What the task asks: Find how many lines in the data below mention "JSON". Give the number only.

[Entries from a visual dataset]
----------

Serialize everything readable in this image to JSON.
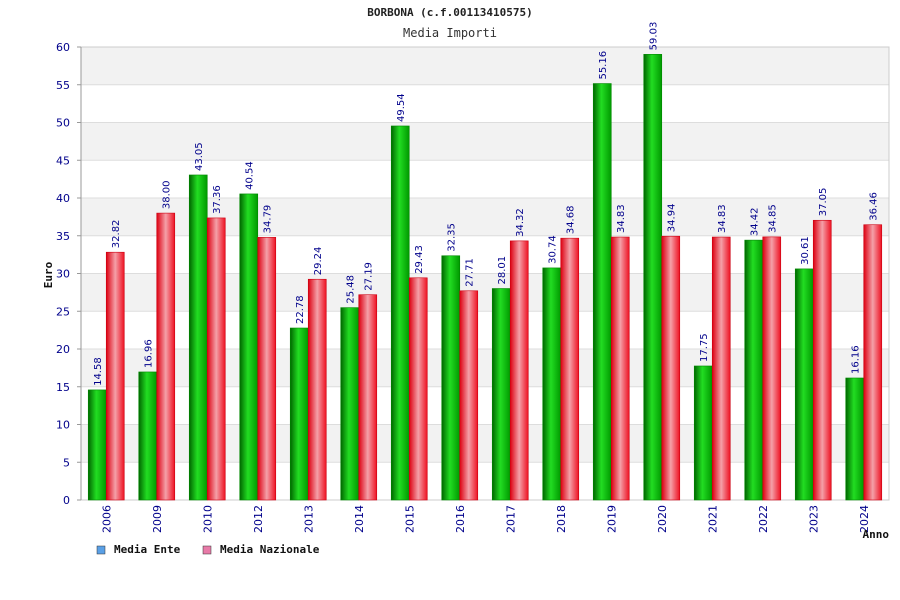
{
  "chart_data": {
    "type": "bar",
    "title": "BORBONA (c.f.00113410575)",
    "subtitle": "Media Importi",
    "xlabel": "Anno",
    "ylabel": "Euro",
    "ylim": [
      0,
      60
    ],
    "yticks": [
      0,
      5,
      10,
      15,
      20,
      25,
      30,
      35,
      40,
      45,
      50,
      55,
      60
    ],
    "grid": true,
    "legend_position": "bottom-left",
    "categories": [
      "2006",
      "2009",
      "2010",
      "2012",
      "2013",
      "2014",
      "2015",
      "2016",
      "2017",
      "2018",
      "2019",
      "2020",
      "2021",
      "2022",
      "2023",
      "2024"
    ],
    "series": [
      {
        "name": "Media Ente",
        "color": "#00bb00",
        "legend_color": "#5aa0e6",
        "values": [
          14.58,
          16.96,
          43.05,
          40.54,
          22.78,
          25.48,
          49.54,
          32.35,
          28.01,
          30.74,
          55.16,
          59.03,
          17.75,
          34.42,
          30.61,
          16.16
        ],
        "labels": [
          "14.58",
          "16.96",
          "43.05",
          "40.54",
          "22.78",
          "25.48",
          "49.54",
          "32.35",
          "28.01",
          "30.74",
          "55.16",
          "59.03",
          "17.75",
          "34.42",
          "30.61",
          "16.16"
        ]
      },
      {
        "name": "Media Nazionale",
        "color": "#ee1122",
        "legend_color": "#e87aa8",
        "values": [
          32.82,
          38.0,
          37.36,
          34.79,
          29.24,
          27.19,
          29.43,
          27.71,
          34.32,
          34.68,
          34.83,
          34.94,
          34.83,
          34.85,
          37.05,
          36.46
        ],
        "labels": [
          "32.82",
          "38.00",
          "37.36",
          "34.79",
          "29.24",
          "27.19",
          "29.43",
          "27.71",
          "34.32",
          "34.68",
          "34.83",
          "34.94",
          "34.83",
          "34.85",
          "37.05",
          "36.46"
        ]
      }
    ]
  }
}
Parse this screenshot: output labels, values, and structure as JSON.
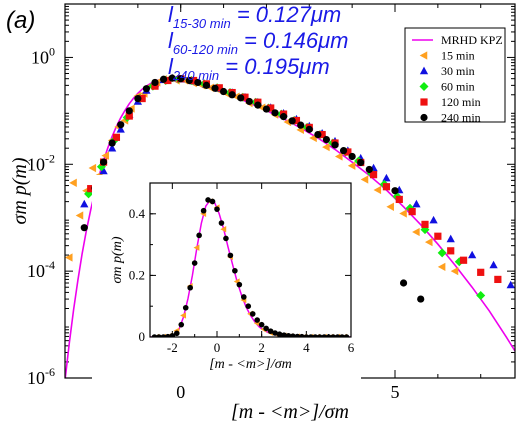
{
  "panel_label": "(a)",
  "annotations": [
    {
      "prefix": "l",
      "sub": "15-30 min",
      "text": " = 0.127μm"
    },
    {
      "prefix": "l",
      "sub": "60-120 min",
      "text": " = 0.146μm"
    },
    {
      "prefix": "l",
      "sub": "240 min",
      "text": " = 0.195μm"
    }
  ],
  "colors": {
    "kpz": "#ee00ee",
    "s15": "#ffa020",
    "s30": "#1010e0",
    "s60": "#10ee10",
    "s120": "#ee1010",
    "s240": "#000000",
    "annotation": "#1a1ae6"
  },
  "chart_data": [
    {
      "id": "main",
      "type": "scatter",
      "yscale": "log",
      "xlim": [
        -2.7,
        7.8
      ],
      "ylim": [
        1e-06,
        10
      ],
      "xticks": [
        0,
        5
      ],
      "xtick_labels": [
        "0",
        "5"
      ],
      "yticks": [
        1e-06,
        0.0001,
        0.01,
        1
      ],
      "ytick_labels": [
        "10",
        "10",
        "10",
        "10"
      ],
      "ytick_exponents": [
        "-6",
        "-4",
        "-2",
        "0"
      ],
      "xlabel": "[m - <m>]/σm",
      "ylabel": "σm p(m)",
      "legend_position": "top-right",
      "series": [
        {
          "name": "MRHD KPZ",
          "kind": "line",
          "color_key": "kpz",
          "x": [
            -2.7,
            -2.6,
            -2.5,
            -2.4,
            -2.3,
            -2.2,
            -2.1,
            -2.0,
            -1.9,
            -1.8,
            -1.7,
            -1.6,
            -1.5,
            -1.4,
            -1.3,
            -1.2,
            -1.1,
            -1.0,
            -0.9,
            -0.8,
            -0.7,
            -0.6,
            -0.5,
            -0.4,
            -0.3,
            -0.2,
            -0.1,
            0.0,
            0.2,
            0.4,
            0.6,
            0.8,
            1.0,
            1.3,
            1.6,
            2.0,
            2.4,
            2.8,
            3.2,
            3.6,
            4.0,
            4.4,
            4.8,
            5.2,
            5.6,
            6.0,
            6.4,
            6.8,
            7.2,
            7.6,
            7.8
          ],
          "y": [
            9e-07,
            4.5e-06,
            1.9e-05,
            6.8e-05,
            0.00021,
            0.00058,
            0.0014,
            0.0031,
            0.0063,
            0.0118,
            0.0205,
            0.033,
            0.051,
            0.074,
            0.102,
            0.136,
            0.173,
            0.213,
            0.253,
            0.292,
            0.327,
            0.357,
            0.38,
            0.395,
            0.403,
            0.404,
            0.399,
            0.389,
            0.36,
            0.326,
            0.29,
            0.255,
            0.222,
            0.178,
            0.141,
            0.101,
            0.071,
            0.048,
            0.031,
            0.019,
            0.011,
            0.0062,
            0.0033,
            0.0016,
            0.00074,
            0.00032,
            0.00013,
            5e-05,
            1.8e-05,
            5.8e-06,
            3.2e-06
          ]
        },
        {
          "name": "15 min",
          "kind": "marker",
          "marker": "triangle-left",
          "color_key": "s15",
          "x": [
            -2.6,
            -2.5,
            -2.35,
            -2.2,
            -2.05,
            -1.9,
            -1.75,
            -1.6,
            -1.45,
            -1.3,
            -1.15,
            -1.0,
            -0.85,
            -0.7,
            -0.55,
            -0.4,
            -0.25,
            -0.1,
            0.1,
            0.3,
            0.5,
            0.7,
            0.9,
            1.1,
            1.3,
            1.6,
            1.9,
            2.2,
            2.5,
            2.8,
            3.1,
            3.4,
            3.7,
            4.0,
            4.3,
            4.6,
            4.9,
            5.2,
            5.5,
            5.8,
            6.1,
            6.4
          ],
          "y": [
            0.00018,
            0.0045,
            0.0011,
            0.0032,
            0.0085,
            0.0062,
            0.0145,
            0.028,
            0.05,
            0.066,
            0.11,
            0.19,
            0.21,
            0.29,
            0.34,
            0.39,
            0.41,
            0.37,
            0.37,
            0.33,
            0.3,
            0.27,
            0.24,
            0.205,
            0.185,
            0.14,
            0.115,
            0.085,
            0.062,
            0.044,
            0.031,
            0.021,
            0.014,
            0.0094,
            0.0052,
            0.0033,
            0.0016,
            0.0012,
            0.00054,
            0.00035,
            0.00012,
            0.0001
          ]
        },
        {
          "name": "30 min",
          "kind": "marker",
          "marker": "triangle-up",
          "color_key": "s30",
          "x": [
            -2.25,
            -2.0,
            -1.8,
            -1.6,
            -1.4,
            -1.2,
            -1.0,
            -0.8,
            -0.6,
            -0.4,
            -0.2,
            0.0,
            0.3,
            0.6,
            0.9,
            1.2,
            1.5,
            1.8,
            2.1,
            2.4,
            2.7,
            3.0,
            3.3,
            3.6,
            3.9,
            4.2,
            4.5,
            4.8,
            5.1,
            5.5,
            5.9,
            6.3,
            6.8,
            7.3,
            7.7
          ],
          "y": [
            0.0018,
            0.0032,
            0.0075,
            0.02,
            0.045,
            0.085,
            0.15,
            0.24,
            0.32,
            0.38,
            0.41,
            0.39,
            0.36,
            0.31,
            0.26,
            0.22,
            0.18,
            0.145,
            0.115,
            0.09,
            0.07,
            0.052,
            0.038,
            0.027,
            0.018,
            0.013,
            0.0085,
            0.0055,
            0.0033,
            0.0018,
            0.0009,
            0.0004,
            0.0002,
            0.00013,
            5.5e-05
          ]
        },
        {
          "name": "60 min",
          "kind": "marker",
          "marker": "diamond",
          "color_key": "s60",
          "x": [
            -2.15,
            -1.85,
            -1.55,
            -1.25,
            -0.95,
            -0.65,
            -0.35,
            -0.05,
            0.25,
            0.55,
            0.85,
            1.15,
            1.45,
            1.75,
            2.05,
            2.35,
            2.65,
            2.95,
            3.25,
            3.55,
            3.85,
            4.15,
            4.45,
            4.75,
            5.05,
            5.35,
            5.7,
            6.1,
            6.5,
            7.0
          ],
          "y": [
            0.0028,
            0.009,
            0.028,
            0.075,
            0.17,
            0.29,
            0.37,
            0.4,
            0.37,
            0.32,
            0.27,
            0.22,
            0.18,
            0.145,
            0.113,
            0.087,
            0.066,
            0.049,
            0.036,
            0.025,
            0.017,
            0.0115,
            0.0068,
            0.0042,
            0.0025,
            0.0015,
            0.0006,
            0.00022,
            0.00015,
            3.5e-05
          ]
        },
        {
          "name": "120 min",
          "kind": "marker",
          "marker": "square",
          "color_key": "s120",
          "x": [
            -2.1,
            -1.8,
            -1.5,
            -1.2,
            -0.9,
            -0.6,
            -0.3,
            0.0,
            0.3,
            0.6,
            0.9,
            1.2,
            1.5,
            1.8,
            2.1,
            2.4,
            2.7,
            3.0,
            3.3,
            3.6,
            3.9,
            4.2,
            4.5,
            4.8,
            5.1,
            5.4,
            5.7,
            6.0,
            6.3,
            6.6,
            7.0,
            7.4
          ],
          "y": [
            0.0035,
            0.011,
            0.032,
            0.08,
            0.17,
            0.29,
            0.37,
            0.4,
            0.37,
            0.32,
            0.27,
            0.22,
            0.18,
            0.145,
            0.113,
            0.087,
            0.066,
            0.049,
            0.036,
            0.025,
            0.017,
            0.0108,
            0.0064,
            0.0038,
            0.0022,
            0.0013,
            0.00075,
            0.00045,
            0.00024,
            0.00016,
            9.5e-05,
            7e-05
          ]
        },
        {
          "name": "240 min",
          "kind": "marker",
          "marker": "circle",
          "color_key": "s240",
          "x": [
            -2.25,
            -2.0,
            -1.8,
            -1.6,
            -1.4,
            -1.2,
            -1.0,
            -0.8,
            -0.6,
            -0.4,
            -0.2,
            0.0,
            0.2,
            0.4,
            0.6,
            0.8,
            1.0,
            1.2,
            1.4,
            1.6,
            1.8,
            2.0,
            2.2,
            2.4,
            2.6,
            2.8,
            3.0,
            3.2,
            3.4,
            3.6,
            3.8,
            4.0,
            4.2,
            4.4,
            5.0,
            5.2,
            5.6
          ],
          "y": [
            0.00065,
            0.0036,
            0.011,
            0.025,
            0.055,
            0.1,
            0.17,
            0.26,
            0.34,
            0.39,
            0.41,
            0.4,
            0.37,
            0.34,
            0.3,
            0.265,
            0.23,
            0.2,
            0.175,
            0.15,
            0.128,
            0.108,
            0.092,
            0.078,
            0.065,
            0.054,
            0.045,
            0.036,
            0.029,
            0.023,
            0.018,
            0.014,
            0.0108,
            0.008,
            0.0032,
            6e-05,
            3e-05
          ]
        }
      ]
    },
    {
      "id": "inset",
      "type": "scatter",
      "yscale": "linear",
      "xlim": [
        -3,
        6
      ],
      "ylim": [
        0,
        0.5
      ],
      "xticks": [
        -2,
        0,
        2,
        4,
        6
      ],
      "xtick_labels": [
        "-2",
        "0",
        "2",
        "4",
        "6"
      ],
      "yticks": [
        0,
        0.2,
        0.4
      ],
      "ytick_labels": [
        "0",
        "0.2",
        "0.4"
      ],
      "xlabel": "[m - <m>]/σm",
      "ylabel": "σm p(m)",
      "series": [
        {
          "name": "MRHD KPZ",
          "kind": "line",
          "color_key": "kpz",
          "x": [
            -3.0,
            -2.6,
            -2.3,
            -2.1,
            -1.9,
            -1.7,
            -1.5,
            -1.3,
            -1.1,
            -0.9,
            -0.7,
            -0.5,
            -0.3,
            -0.1,
            0.1,
            0.3,
            0.5,
            0.7,
            0.9,
            1.1,
            1.3,
            1.5,
            1.7,
            1.9,
            2.1,
            2.3,
            2.6,
            3.0,
            3.5,
            4.0,
            5.0,
            6.0
          ],
          "y": [
            0.0,
            0.0,
            0.0,
            0.003,
            0.008,
            0.025,
            0.065,
            0.125,
            0.2,
            0.29,
            0.37,
            0.425,
            0.445,
            0.435,
            0.4,
            0.35,
            0.29,
            0.235,
            0.18,
            0.135,
            0.098,
            0.07,
            0.048,
            0.032,
            0.022,
            0.014,
            0.007,
            0.003,
            0.001,
            0.0,
            0.0,
            0.0
          ]
        },
        {
          "name": "15 min",
          "kind": "marker",
          "marker": "triangle-left",
          "color_key": "s15",
          "x": [
            -2.7,
            -2.4,
            -2.1,
            -1.8,
            -1.5,
            -1.2,
            -0.9,
            -0.6,
            -0.3,
            0.0,
            0.3,
            0.6,
            0.9,
            1.2,
            1.5,
            1.8,
            2.1,
            2.4,
            2.7,
            3.0,
            3.3,
            3.6,
            3.9,
            4.2,
            4.5,
            4.8,
            5.1,
            5.4,
            5.7
          ],
          "y": [
            0.0,
            0.0,
            0.004,
            0.02,
            0.07,
            0.165,
            0.29,
            0.4,
            0.44,
            0.42,
            0.35,
            0.26,
            0.18,
            0.12,
            0.075,
            0.045,
            0.025,
            0.014,
            0.008,
            0.004,
            0.002,
            0.001,
            0.0,
            0.0,
            0.0,
            0.0,
            0.0,
            0.0,
            0.0
          ]
        },
        {
          "name": "240 min",
          "kind": "marker",
          "marker": "circle",
          "color_key": "s240",
          "x": [
            -2.8,
            -2.6,
            -2.4,
            -2.2,
            -2.0,
            -1.8,
            -1.6,
            -1.4,
            -1.2,
            -1.0,
            -0.8,
            -0.6,
            -0.4,
            -0.2,
            0.0,
            0.2,
            0.4,
            0.6,
            0.8,
            1.0,
            1.2,
            1.4,
            1.6,
            1.8,
            2.0,
            2.2,
            2.4,
            2.6,
            2.8,
            3.0,
            3.2,
            3.4,
            3.6,
            3.8,
            4.0,
            4.2,
            4.4,
            4.6,
            4.8,
            5.0,
            5.2,
            5.4,
            5.6,
            5.8
          ],
          "y": [
            0.0,
            0.0,
            0.0,
            0.001,
            0.004,
            0.012,
            0.04,
            0.095,
            0.16,
            0.24,
            0.33,
            0.41,
            0.445,
            0.44,
            0.415,
            0.37,
            0.32,
            0.265,
            0.215,
            0.17,
            0.13,
            0.1,
            0.075,
            0.055,
            0.04,
            0.028,
            0.019,
            0.013,
            0.009,
            0.006,
            0.004,
            0.0025,
            0.0015,
            0.001,
            0.0,
            0.0,
            0.0,
            0.0,
            0.0,
            0.0,
            0.0,
            0.0,
            0.0,
            0.0
          ]
        }
      ]
    }
  ]
}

----------

The reply: 2